> **TASK TO COMPLETE**:
Show every line in the entries below where the word "temperature" appears.
##### DATA PROVIDED
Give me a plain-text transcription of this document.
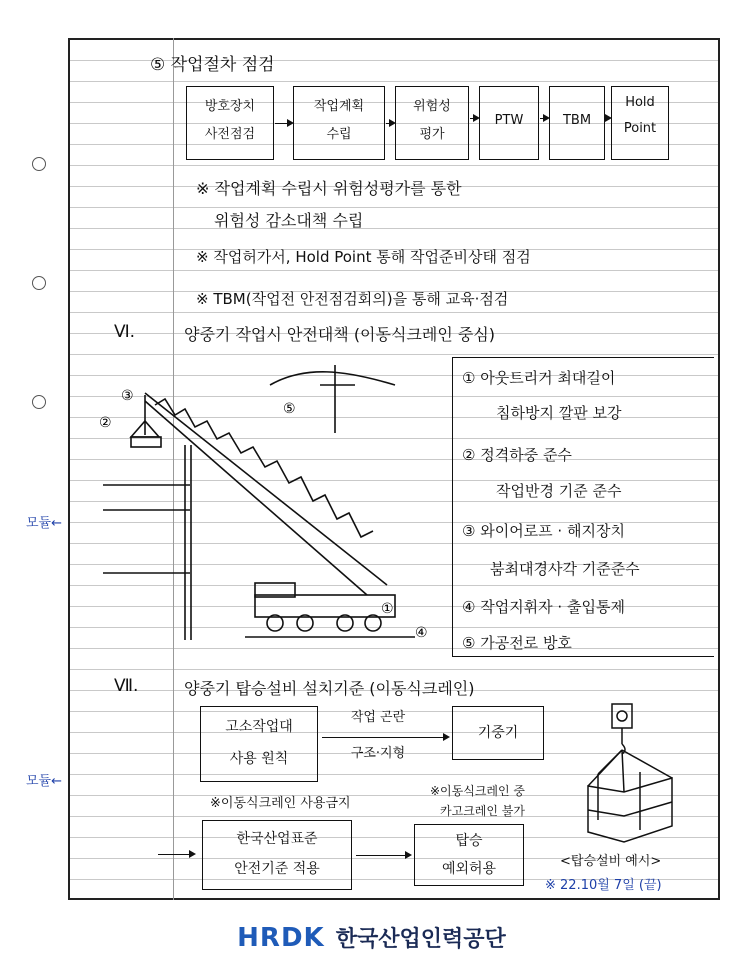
⑤ 작업절차 점검
방호장치
사전점검
작업계획
수립
위험성
평가
PTW	TBM
Hold
Point
※ 작업계획 수립시 위험성평가를 통한
위험성 감소대책 수립
※ 작업허가서, Hold Point 통해 작업준비상태 점검
※ TBM(작업전 안전점검회의)을 통해 교육·점검
Ⅵ.	양중기 작업시 안전대책 (이동식크레인 중심)
③
②
⑤
①
④
① 아웃트리거 최대길이
침하방지 깔판 보강
② 정격하중 준수
작업반경 기준 준수
③ 와이어로프 · 해지장치
붐최대경사각 기준준수
④ 작업지휘자 · 출입통제
⑤ 가공전로 방호
Ⅶ.	양중기 탑승설비 설치기준 (이동식크레인)
고소작업대
사용 원칙
작업 곤란
구조·지형
기중기
※이동식크레인 사용금지
※이동식크레인 중
카고크레인 불가
한국산업표준
안전기준 적용
탑승
예외허용	<탑승설비 예시>
※ 22.10월 7일 (끝)
모듈←
모듈←
HRDK 한국산업인력공단
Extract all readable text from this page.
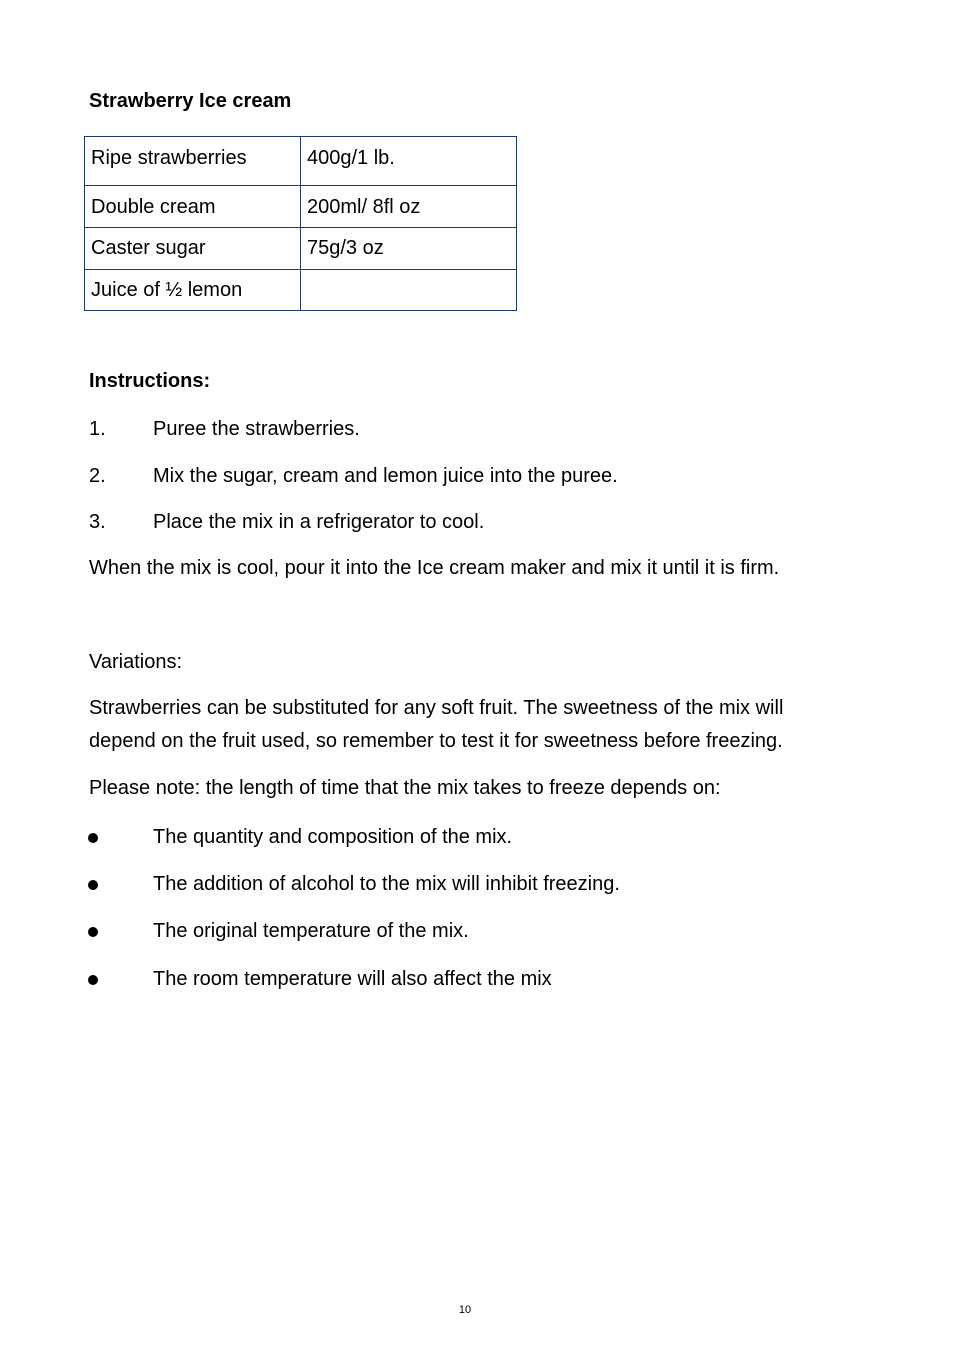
Strawberry Ice cream
Ripe strawberries	400g/1 lb.
Double cream	200ml/ 8fl oz
Caster sugar	75g/3 oz
Juice of ½ lemon	
Instructions:
1. Puree the strawberries.
2. Mix the sugar, cream and lemon juice into the puree.
3. Place the mix in a refrigerator to cool.
When the mix is cool, pour it into the Ice cream maker and mix it until it is firm.
Variations:
Strawberries can be substituted for any soft fruit. The sweetness of the mix will depend on the fruit used, so remember to test it for sweetness before freezing.
Please note: the length of time that the mix takes to freeze depends on:
The quantity and composition of the mix.
The addition of alcohol to the mix will inhibit freezing.
The original temperature of the mix.
The room temperature will also affect the mix
10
##########
> **ANSWER FOR THIS EXERCISE**:
The original temperature of the mix.
The room temperature will also affect the mix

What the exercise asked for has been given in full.